What is expected: Return the whole listing exactly as it stands.

Dataset entries:
○ ○ ○

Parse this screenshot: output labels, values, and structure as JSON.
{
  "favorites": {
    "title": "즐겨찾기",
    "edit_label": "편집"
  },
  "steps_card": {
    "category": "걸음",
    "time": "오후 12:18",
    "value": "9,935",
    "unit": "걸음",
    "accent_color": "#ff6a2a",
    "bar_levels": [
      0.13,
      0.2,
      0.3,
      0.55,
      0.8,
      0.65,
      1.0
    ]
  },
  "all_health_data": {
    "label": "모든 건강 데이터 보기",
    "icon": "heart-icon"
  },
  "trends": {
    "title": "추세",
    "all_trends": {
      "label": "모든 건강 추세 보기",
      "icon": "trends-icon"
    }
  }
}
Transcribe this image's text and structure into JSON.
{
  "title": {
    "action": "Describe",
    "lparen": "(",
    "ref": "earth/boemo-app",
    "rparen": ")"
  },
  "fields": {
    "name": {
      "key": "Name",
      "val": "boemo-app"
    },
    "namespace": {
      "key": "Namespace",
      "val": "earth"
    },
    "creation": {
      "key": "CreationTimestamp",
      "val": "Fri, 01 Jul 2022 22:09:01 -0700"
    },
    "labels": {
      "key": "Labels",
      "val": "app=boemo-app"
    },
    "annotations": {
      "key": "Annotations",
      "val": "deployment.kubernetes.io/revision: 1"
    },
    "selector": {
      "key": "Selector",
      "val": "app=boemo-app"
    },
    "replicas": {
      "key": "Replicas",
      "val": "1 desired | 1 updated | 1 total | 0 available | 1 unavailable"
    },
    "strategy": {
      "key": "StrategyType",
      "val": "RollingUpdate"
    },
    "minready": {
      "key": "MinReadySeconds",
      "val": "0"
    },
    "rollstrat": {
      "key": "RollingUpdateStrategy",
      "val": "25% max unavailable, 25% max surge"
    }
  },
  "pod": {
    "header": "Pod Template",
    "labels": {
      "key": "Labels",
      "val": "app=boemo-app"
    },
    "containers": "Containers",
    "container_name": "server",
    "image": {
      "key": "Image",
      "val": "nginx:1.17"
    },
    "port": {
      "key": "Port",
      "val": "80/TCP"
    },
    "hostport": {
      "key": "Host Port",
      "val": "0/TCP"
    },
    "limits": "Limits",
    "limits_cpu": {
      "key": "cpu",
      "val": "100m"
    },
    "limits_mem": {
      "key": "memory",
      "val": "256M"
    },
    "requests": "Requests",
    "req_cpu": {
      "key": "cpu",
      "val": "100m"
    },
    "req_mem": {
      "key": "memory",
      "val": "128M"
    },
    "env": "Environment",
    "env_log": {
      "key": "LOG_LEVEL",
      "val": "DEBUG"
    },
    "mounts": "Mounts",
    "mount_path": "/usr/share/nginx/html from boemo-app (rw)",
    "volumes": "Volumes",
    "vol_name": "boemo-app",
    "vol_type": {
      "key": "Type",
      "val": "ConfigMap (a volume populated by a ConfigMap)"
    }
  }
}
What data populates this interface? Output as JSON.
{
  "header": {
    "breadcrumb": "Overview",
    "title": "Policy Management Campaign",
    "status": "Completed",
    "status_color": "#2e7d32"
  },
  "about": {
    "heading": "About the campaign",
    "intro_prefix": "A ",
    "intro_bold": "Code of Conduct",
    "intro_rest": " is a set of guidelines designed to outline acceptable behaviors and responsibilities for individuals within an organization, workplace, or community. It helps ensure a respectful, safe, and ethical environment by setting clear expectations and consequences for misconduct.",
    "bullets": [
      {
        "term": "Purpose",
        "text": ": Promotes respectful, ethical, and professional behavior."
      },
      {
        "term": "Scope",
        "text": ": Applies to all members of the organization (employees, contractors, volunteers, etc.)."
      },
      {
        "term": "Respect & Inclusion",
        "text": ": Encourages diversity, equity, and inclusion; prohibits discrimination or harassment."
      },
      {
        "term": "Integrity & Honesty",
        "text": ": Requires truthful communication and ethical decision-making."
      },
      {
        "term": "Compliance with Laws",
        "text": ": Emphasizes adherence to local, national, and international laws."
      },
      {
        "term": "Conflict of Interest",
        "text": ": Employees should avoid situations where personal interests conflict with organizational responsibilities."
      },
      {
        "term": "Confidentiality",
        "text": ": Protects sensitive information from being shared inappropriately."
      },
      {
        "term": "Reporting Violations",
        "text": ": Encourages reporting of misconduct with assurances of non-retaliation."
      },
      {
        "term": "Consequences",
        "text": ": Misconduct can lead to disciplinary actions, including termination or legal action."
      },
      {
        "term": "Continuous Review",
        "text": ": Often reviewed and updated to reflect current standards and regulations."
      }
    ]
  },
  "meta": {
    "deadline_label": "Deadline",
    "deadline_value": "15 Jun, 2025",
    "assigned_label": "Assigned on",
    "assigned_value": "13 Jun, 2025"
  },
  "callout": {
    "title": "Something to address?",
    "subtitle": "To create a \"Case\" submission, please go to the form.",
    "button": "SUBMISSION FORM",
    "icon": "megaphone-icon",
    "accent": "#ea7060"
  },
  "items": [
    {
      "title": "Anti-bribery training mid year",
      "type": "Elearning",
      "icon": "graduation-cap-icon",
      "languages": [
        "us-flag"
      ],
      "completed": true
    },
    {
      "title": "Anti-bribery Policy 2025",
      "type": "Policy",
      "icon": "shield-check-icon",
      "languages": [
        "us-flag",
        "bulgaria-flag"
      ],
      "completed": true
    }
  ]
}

○ ○ ○

Correct response:
Parse this screenshot: output labels, values, and structure as JSON.
{
  "favorites": {
    "title": "즐겨찾기",
    "edit_label": "편집"
  },
  "steps_card": {
    "category": "걸음",
    "time": "오후 12:18",
    "value": "9,935",
    "unit": "걸음",
    "accent_color": "#ff6a2a",
    "bar_levels": [
      0.13,
      0.2,
      0.3,
      0.55,
      0.8,
      0.65,
      1.0
    ]
  },
  "all_health_data": {
    "label": "모든 건강 데이터 보기",
    "icon": "heart-icon"
  },
  "trends": {
    "title": "추세",
    "all_trends": {
      "label": "모든 건강 추세 보기",
      "icon": "trends-icon"
    }
  }
}
Transcribe this image's text and structure into JSON.
{
  "title": {
    "action": "Describe",
    "lparen": "(",
    "ref": "earth/boemo-app",
    "rparen": ")"
  },
  "fields": {
    "name": {
      "key": "Name",
      "val": "boemo-app"
    },
    "namespace": {
      "key": "Namespace",
      "val": "earth"
    },
    "creation": {
      "key": "CreationTimestamp",
      "val": "Fri, 01 Jul 2022 22:09:01 -0700"
    },
    "labels": {
      "key": "Labels",
      "val": "app=boemo-app"
    },
    "annotations": {
      "key": "Annotations",
      "val": "deployment.kubernetes.io/revision: 1"
    },
    "selector": {
      "key": "Selector",
      "val": "app=boemo-app"
    },
    "replicas": {
      "key": "Replicas",
      "val": "1 desired | 1 updated | 1 total | 0 available | 1 unavailable"
    },
    "strategy": {
      "key": "StrategyType",
      "val": "RollingUpdate"
    },
    "minready": {
      "key": "MinReadySeconds",
      "val": "0"
    },
    "rollstrat": {
      "key": "RollingUpdateStrategy",
      "val": "25% max unavailable, 25% max surge"
    }
  },
  "pod": {
    "header": "Pod Template",
    "labels": {
      "key": "Labels",
      "val": "app=boemo-app"
    },
    "containers": "Containers",
    "container_name": "server",
    "image": {
      "key": "Image",
      "val": "nginx:1.17"
    },
    "port": {
      "key": "Port",
      "val": "80/TCP"
    },
    "hostport": {
      "key": "Host Port",
      "val": "0/TCP"
    },
    "limits": "Limits",
    "limits_cpu": {
      "key": "cpu",
      "val": "100m"
    },
    "limits_mem": {
      "key": "memory",
      "val": "256M"
    },
    "requests": "Requests",
    "req_cpu": {
      "key": "cpu",
      "val": "100m"
    },
    "req_mem": {
      "key": "memory",
      "val": "128M"
    },
    "env": "Environment",
    "env_log": {
      "key": "LOG_LEVEL",
      "val": "DEBUG"
    },
    "mounts": "Mounts",
    "mount_path": "/usr/share/nginx/html from boemo-app (rw)",
    "volumes": "Volumes",
    "vol_name": "boemo-app",
    "vol_type": {
      "key": "Type",
      "val": "ConfigMap (a volume populated by a ConfigMap)"
    }
  }
}
What data populates this interface? Output as JSON.
{
  "header": {
    "breadcrumb": "Overview",
    "title": "Policy Management Campaign",
    "status": "Completed",
    "status_color": "#2e7d32"
  },
  "about": {
    "heading": "About the campaign",
    "intro_prefix": "A ",
    "intro_bold": "Code of Conduct",
    "intro_rest": " is a set of guidelines designed to outline acceptable behaviors and responsibilities for individuals within an organization, workplace, or community. It helps ensure a respectful, safe, and ethical environment by setting clear expectations and consequences for misconduct.",
    "bullets": [
      {
        "term": "Purpose",
        "text": ": Promotes respectful, ethical, and professional behavior."
      },
      {
        "term": "Scope",
        "text": ": Applies to all members of the organization (employees, contractors, volunteers, etc.)."
      },
      {
        "term": "Respect & Inclusion",
        "text": ": Encourages diversity, equity, and inclusion; prohibits discrimination or harassment."
      },
      {
        "term": "Integrity & Honesty",
        "text": ": Requires truthful communication and ethical decision-making."
      },
      {
        "term": "Compliance with Laws",
        "text": ": Emphasizes adherence to local, national, and international laws."
      },
      {
        "term": "Conflict of Interest",
        "text": ": Employees should avoid situations where personal interests conflict with organizational responsibilities."
      },
      {
        "term": "Confidentiality",
        "text": ": Protects sensitive information from being shared inappropriately."
      },
      {
        "term": "Reporting Violations",
        "text": ": Encourages reporting of misconduct with assurances of non-retaliation."
      },
      {
        "term": "Consequences",
        "text": ": Misconduct can lead to disciplinary actions, including termination or legal action."
      },
      {
        "term": "Continuous Review",
        "text": ": Often reviewed and updated to reflect current standards and regulations."
      }
    ]
  },
  "meta": {
    "deadline_label": "Deadline",
    "deadline_value": "15 Jun, 2025",
    "assigned_label": "Assigned on",
    "assigned_value": "13 Jun, 2025"
  },
  "callout": {
    "title": "Something to address?",
    "subtitle": "To create a \"Case\" submission, please go to the form.",
    "button": "SUBMISSION FORM",
    "icon": "megaphone-icon",
    "accent": "#ea7060"
  },
  "items": [
    {
      "title": "Anti-bribery training mid year",
      "type": "Elearning",
      "icon": "graduation-cap-icon",
      "languages": [
        "us-flag"
      ],
      "completed": true
    },
    {
      "title": "Anti-bribery Policy 2025",
      "type": "Policy",
      "icon": "shield-check-icon",
      "languages": [
        "us-flag",
        "bulgaria-flag"
      ],
      "completed": true
    }
  ]
}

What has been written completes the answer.